Task directions: Pull every line containing "Water" from the entries.
▶
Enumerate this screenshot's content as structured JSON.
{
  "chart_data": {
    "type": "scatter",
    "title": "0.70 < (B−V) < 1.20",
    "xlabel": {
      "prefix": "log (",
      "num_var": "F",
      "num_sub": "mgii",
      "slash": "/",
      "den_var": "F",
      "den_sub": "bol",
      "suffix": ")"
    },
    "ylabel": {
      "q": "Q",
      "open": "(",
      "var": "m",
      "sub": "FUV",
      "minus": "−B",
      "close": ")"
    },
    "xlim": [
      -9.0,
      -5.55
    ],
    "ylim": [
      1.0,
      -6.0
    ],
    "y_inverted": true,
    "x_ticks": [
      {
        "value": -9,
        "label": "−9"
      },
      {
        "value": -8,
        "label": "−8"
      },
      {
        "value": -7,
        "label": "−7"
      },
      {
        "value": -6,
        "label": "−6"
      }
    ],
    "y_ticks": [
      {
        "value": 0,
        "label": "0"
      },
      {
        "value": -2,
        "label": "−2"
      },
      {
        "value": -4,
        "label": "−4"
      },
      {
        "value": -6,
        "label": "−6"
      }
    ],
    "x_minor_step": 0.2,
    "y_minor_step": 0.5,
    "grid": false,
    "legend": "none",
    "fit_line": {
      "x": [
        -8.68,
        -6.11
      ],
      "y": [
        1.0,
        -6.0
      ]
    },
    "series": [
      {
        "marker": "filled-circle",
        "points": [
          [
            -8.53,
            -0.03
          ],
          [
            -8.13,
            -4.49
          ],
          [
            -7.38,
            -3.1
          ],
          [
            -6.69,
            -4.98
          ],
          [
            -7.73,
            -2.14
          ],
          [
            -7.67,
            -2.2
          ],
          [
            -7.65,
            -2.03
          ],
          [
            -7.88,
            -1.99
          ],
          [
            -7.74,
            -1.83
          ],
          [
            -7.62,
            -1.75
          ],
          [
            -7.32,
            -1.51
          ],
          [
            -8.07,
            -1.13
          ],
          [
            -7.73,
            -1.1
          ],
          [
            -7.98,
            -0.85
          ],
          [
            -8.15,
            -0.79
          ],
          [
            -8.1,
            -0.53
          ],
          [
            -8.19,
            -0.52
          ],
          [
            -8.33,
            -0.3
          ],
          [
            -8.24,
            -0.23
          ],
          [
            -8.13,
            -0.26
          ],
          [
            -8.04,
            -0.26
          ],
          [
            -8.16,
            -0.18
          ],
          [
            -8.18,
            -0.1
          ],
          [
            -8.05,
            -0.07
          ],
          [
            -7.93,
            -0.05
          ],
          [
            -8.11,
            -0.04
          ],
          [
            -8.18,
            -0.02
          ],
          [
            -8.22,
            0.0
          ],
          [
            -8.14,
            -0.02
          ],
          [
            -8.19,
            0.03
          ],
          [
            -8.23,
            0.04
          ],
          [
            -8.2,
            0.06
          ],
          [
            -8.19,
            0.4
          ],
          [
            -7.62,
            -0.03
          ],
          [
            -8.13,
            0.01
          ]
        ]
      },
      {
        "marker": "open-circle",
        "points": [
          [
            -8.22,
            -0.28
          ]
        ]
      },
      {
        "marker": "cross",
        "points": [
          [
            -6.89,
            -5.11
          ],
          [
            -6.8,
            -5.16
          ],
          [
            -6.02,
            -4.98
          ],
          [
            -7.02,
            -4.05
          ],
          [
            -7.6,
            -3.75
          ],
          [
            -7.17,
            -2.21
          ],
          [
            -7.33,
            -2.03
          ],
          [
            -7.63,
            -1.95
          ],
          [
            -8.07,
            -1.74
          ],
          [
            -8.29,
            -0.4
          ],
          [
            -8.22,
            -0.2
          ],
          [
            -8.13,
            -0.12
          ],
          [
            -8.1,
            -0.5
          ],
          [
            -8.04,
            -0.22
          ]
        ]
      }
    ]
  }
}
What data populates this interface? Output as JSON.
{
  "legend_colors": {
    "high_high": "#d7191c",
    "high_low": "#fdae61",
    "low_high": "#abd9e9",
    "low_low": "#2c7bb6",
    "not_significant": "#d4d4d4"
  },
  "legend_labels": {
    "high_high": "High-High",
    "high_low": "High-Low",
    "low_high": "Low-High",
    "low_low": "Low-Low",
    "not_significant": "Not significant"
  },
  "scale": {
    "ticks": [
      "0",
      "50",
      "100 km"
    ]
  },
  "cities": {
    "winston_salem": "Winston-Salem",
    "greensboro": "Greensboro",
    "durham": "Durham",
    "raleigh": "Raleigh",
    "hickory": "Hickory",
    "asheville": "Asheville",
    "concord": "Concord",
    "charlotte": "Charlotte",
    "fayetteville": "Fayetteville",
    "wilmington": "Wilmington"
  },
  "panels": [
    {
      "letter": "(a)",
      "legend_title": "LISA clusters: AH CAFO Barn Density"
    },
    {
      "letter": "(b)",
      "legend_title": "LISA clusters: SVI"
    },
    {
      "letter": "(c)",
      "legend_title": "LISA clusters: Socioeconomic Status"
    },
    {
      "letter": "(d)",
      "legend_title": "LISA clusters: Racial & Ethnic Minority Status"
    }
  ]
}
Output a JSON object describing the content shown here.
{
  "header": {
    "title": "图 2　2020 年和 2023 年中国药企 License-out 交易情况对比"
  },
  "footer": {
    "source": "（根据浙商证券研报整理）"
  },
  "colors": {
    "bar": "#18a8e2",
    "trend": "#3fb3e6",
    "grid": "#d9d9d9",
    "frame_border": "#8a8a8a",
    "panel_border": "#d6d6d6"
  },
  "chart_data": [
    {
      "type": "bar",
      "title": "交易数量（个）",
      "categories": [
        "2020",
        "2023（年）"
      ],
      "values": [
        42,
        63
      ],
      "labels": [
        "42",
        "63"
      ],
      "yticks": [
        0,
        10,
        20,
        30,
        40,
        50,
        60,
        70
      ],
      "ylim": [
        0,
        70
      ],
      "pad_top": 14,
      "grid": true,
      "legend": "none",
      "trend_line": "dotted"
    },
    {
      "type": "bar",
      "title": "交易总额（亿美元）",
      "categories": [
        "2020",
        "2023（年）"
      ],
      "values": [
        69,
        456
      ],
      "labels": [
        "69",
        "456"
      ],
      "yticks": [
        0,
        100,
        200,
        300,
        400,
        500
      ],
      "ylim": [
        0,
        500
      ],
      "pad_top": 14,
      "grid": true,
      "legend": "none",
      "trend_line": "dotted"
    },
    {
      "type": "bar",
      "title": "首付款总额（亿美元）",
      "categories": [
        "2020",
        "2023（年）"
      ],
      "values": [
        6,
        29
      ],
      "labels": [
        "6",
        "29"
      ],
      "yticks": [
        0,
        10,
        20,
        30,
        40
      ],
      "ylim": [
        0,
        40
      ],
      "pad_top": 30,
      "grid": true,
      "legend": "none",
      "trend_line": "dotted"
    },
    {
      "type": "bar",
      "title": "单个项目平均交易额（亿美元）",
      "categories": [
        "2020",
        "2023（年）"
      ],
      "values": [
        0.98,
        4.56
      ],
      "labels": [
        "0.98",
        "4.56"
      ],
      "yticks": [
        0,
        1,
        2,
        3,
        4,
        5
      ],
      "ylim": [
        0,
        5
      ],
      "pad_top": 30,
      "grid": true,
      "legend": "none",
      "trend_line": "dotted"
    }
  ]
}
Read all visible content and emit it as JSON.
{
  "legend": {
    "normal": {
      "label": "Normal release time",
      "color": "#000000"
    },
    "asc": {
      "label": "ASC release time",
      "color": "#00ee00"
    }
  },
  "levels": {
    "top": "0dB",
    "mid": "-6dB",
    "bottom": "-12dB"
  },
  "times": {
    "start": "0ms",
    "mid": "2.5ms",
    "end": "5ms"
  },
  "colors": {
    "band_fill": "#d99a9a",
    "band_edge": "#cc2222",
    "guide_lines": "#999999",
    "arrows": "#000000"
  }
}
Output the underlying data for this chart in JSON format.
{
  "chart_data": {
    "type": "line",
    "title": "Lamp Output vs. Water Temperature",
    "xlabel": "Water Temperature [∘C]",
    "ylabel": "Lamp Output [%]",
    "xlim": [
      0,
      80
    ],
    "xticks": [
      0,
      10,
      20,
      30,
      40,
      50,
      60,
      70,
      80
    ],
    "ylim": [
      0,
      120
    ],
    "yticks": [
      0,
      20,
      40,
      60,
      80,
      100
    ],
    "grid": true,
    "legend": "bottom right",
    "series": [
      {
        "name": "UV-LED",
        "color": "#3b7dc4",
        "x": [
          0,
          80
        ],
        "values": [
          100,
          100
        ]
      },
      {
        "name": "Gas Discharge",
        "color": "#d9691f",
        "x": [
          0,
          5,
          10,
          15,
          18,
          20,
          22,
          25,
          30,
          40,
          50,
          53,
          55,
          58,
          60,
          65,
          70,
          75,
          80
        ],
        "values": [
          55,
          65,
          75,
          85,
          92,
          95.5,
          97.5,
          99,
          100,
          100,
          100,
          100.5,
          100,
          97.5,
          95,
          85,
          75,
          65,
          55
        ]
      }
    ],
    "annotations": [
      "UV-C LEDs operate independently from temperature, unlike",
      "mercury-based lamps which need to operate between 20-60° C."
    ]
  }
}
◀
Worked solution:
    "title": "Lamp Output vs. Water Temperature",
    "xlabel": "Water Temperature [∘C]",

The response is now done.